### Problem statement
Exactly as written, print out each entry in the data, with no pictures.

(Entries taken from a collection)
* * * * *

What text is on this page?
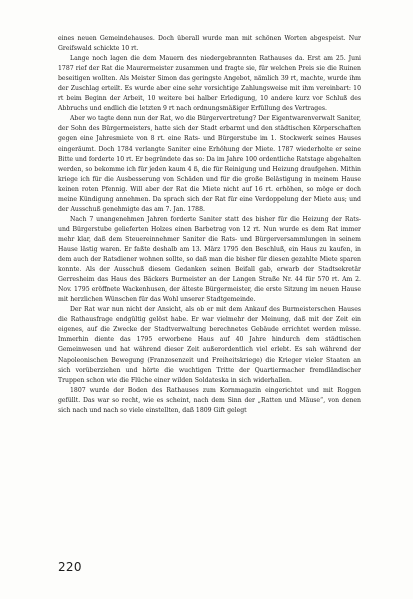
eines neuen Gemeindehauses. Doch überall wurde man mit schönen Worten abgespeist. Nur Greifswald schickte 10 rt.

Lange noch lagen die dem Mauern des niedergebrannten Rathauses da. Erst am 25. Juni 1787 rief der Rat die Maurermeister zusammen und fragte sie, für welchen Preis sie die Ruinen beseitigen wollten. Als Meister Simon das geringste Angebot, nämlich 39 rt, machte, wurde ihm der Zuschlag erteilt. Es wurde aber eine sehr vorsichtige Zahlungsweise mit ihm vereinbart: 10 rt beim Beginn der Arbeit, 10 weitere bei halber Erledigung, 10 andere kurz vor Schluß des Abbruchs und endlich die letzten 9 rt nach ordnungsmäßiger Erfüllung des Vertrages.

Aber wo tagte denn nun der Rat, wo die Bürgervertretung? Der Eigentwarenverwalt Saniter, der Sohn des Bürgermeisters, hatte sich der Stadt erbarmt und den städtischen Körperschaften gegen eine Jahresmiete von 8 rt. eine Rats- und Bürgerstube im 1. Stockwerk seines Hauses eingeräumt. Doch 1784 verlangte Saniter eine Erhöhung der Miete. 1787 wiederholte er seine Bitte und forderte 10 rt. Er begründete das so: Da im Jahre 100 ordentliche Ratstage abgehalten werden, so bekomme ich für jeden kaum 4 ß, die für Reinigung und Heizung draufgehen. Mithin kriege ich für die Ausbesserung von Schäden und für die große Belästigung in meinem Hause keinen roten Pfennig. Will aber der Rat die Miete nicht auf 16 rt. erhöhen, so möge er doch meine Kündigung annehmen. Da sprach sich der Rat für eine Verdoppelung der Miete aus; und der Ausschuß genehmigte das am 7. Jan. 1788.

Nach 7 unangenehmen Jahren forderte Saniter statt des bisher für die Heizung der Rats- und Bürgerstube gelieferten Holzes einen Barbetrag von 12 rt. Nun wurde es dem Rat immer mehr klar, daß dem Steuereinnehmer Saniter die Rats- und Bürgerversammlungen in seinem Hause lästig waren. Er faßte deshalb am 13. März 1795 den Beschluß, ein Haus zu kaufen, in dem auch der Ratsdiener wohnen sollte, so daß man die bisher für diesen gezahlte Miete sparen konnte. Als der Ausschuß diesem Gedanken seinen Beifall gab, erwarb der Stadtsekretär Gerresheim das Haus des Bäckers Burmeister an der Langen Straße Nr. 44 für 570 rt. Am 2. Nov. 1795 eröffnete Wackenhusen, der älteste Bürgermeister, die erste Sitzung im neuen Hause mit herzlichen Wünschen für das Wohl unserer Stadtgemeinde.

Der Rat war nun nicht der Ansicht, als ob er mit dem Ankauf des Burmeisterschen Hauses die Rathausfrage endgültig gelöst habe. Er war vielmehr der Meinung, daß mit der Zeit ein eigenes, auf die Zwecke der Stadtverwaltung berechnetes Gebäude errichtet werden müsse. Immerhin diente das 1795 erworbene Haus auf 40 Jahre hindurch dem städtischen Gemeinwesen und hat während dieser Zeit außerordentlich viel erlebt. Es sah während der Napoleonischen Bewegung (Franzosenzeit und Freiheitskriege) die Krieger vieler Staaten an sich vorüberziehen und hörte die wuchtigen Tritte der Quartiermacher fremdländischer Truppen schon wie die Flüche einer wilden Soldateska in sich widerhallen.

1807 wurde der Boden des Rathauses zum Kornmagazin eingerichtet und mit Roggen gefüllt. Das war so recht, wie es scheint, nach dem Sinn der „Ratten und Mäuse“, von denen sich nach und nach so viele einstellten, daß 1809 Gift gelegt

220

* * * * *

### Answer space
What text is on this page?
eines neuen Gemeindehauses. Doch überall wurde man mit schönen Worten abgespeist. Nur Greifswald schickte 10 rt.

Lange noch lagen die dem Mauern des niedergebrannten Rathauses da. Erst am 25. Juni 1787 rief der Rat die Maurermeister zusammen und fragte sie, für welchen Preis sie die Ruinen beseitigen wollten. Als Meister Simon das geringste Angebot, nämlich 39 rt, machte, wurde ihm der Zuschlag erteilt. Es wurde aber eine sehr vorsichtige Zahlungsweise mit ihm vereinbart: 10 rt beim Beginn der Arbeit, 10 weitere bei halber Erledigung, 10 andere kurz vor Schluß des Abbruchs und endlich die letzten 9 rt nach ordnungsmäßiger Erfüllung des Vertrages.

Aber wo tagte denn nun der Rat, wo die Bürgervertretung? Der Eigentwarenverwalt Saniter, der Sohn des Bürgermeisters, hatte sich der Stadt erbarmt und den städtischen Körperschaften gegen eine Jahresmiete von 8 rt. eine Rats- und Bürgerstube im 1. Stockwerk seines Hauses eingeräumt. Doch 1784 verlangte Saniter eine Erhöhung der Miete. 1787 wiederholte er seine Bitte und forderte 10 rt. Er begründete das so: Da im Jahre 100 ordentliche Ratstage abgehalten werden, so bekomme ich für jeden kaum 4 ß, die für Reinigung und Heizung draufgehen. Mithin kriege ich für die Ausbesserung von Schäden und für die große Belästigung in meinem Hause keinen roten Pfennig. Will aber der Rat die Miete nicht auf 16 rt. erhöhen, so möge er doch meine Kündigung annehmen. Da sprach sich der Rat für eine Verdoppelung der Miete aus; und der Ausschuß genehmigte das am 7. Jan. 1788.

Nach 7 unangenehmen Jahren forderte Saniter statt des bisher für die Heizung der Rats- und Bürgerstube gelieferten Holzes einen Barbetrag von 12 rt. Nun wurde es dem Rat immer mehr klar, daß dem Steuereinnehmer Saniter die Rats- und Bürgerversammlungen in seinem Hause lästig waren. Er faßte deshalb am 13. März 1795 den Beschluß, ein Haus zu kaufen, in dem auch der Ratsdiener wohnen sollte, so daß man die bisher für diesen gezahlte Miete sparen konnte. Als der Ausschuß diesem Gedanken seinen Beifall gab, erwarb der Stadtsekretär Gerresheim das Haus des Bäckers Burmeister an der Langen Straße Nr. 44 für 570 rt. Am 2. Nov. 1795 eröffnete Wackenhusen, der älteste Bürgermeister, die erste Sitzung im neuen Hause mit herzlichen Wünschen für das Wohl unserer Stadtgemeinde.

Der Rat war nun nicht der Ansicht, als ob er mit dem Ankauf des Burmeisterschen Hauses die Rathausfrage endgültig gelöst habe. Er war vielmehr der Meinung, daß mit der Zeit ein eigenes, auf die Zwecke der Stadtverwaltung berechnetes Gebäude errichtet werden müsse. Immerhin diente das 1795 erworbene Haus auf 40 Jahre hindurch dem städtischen Gemeinwesen und hat während dieser Zeit außerordentlich viel erlebt. Es sah während der Napoleonischen Bewegung (Franzosenzeit und Freiheitskriege) die Krieger vieler Staaten an sich vorüberziehen und hörte die wuchtigen Tritte der Quartiermacher fremdländischer Truppen schon wie die Flüche einer wilden Soldateska in sich widerhallen.

1807 wurde der Boden des Rathauses zum Kornmagazin eingerichtet und mit Roggen gefüllt. Das war so recht, wie es scheint, nach dem Sinn der „Ratten und Mäuse“, von denen sich nach und nach so viele einstellten, daß 1809 Gift gelegt

220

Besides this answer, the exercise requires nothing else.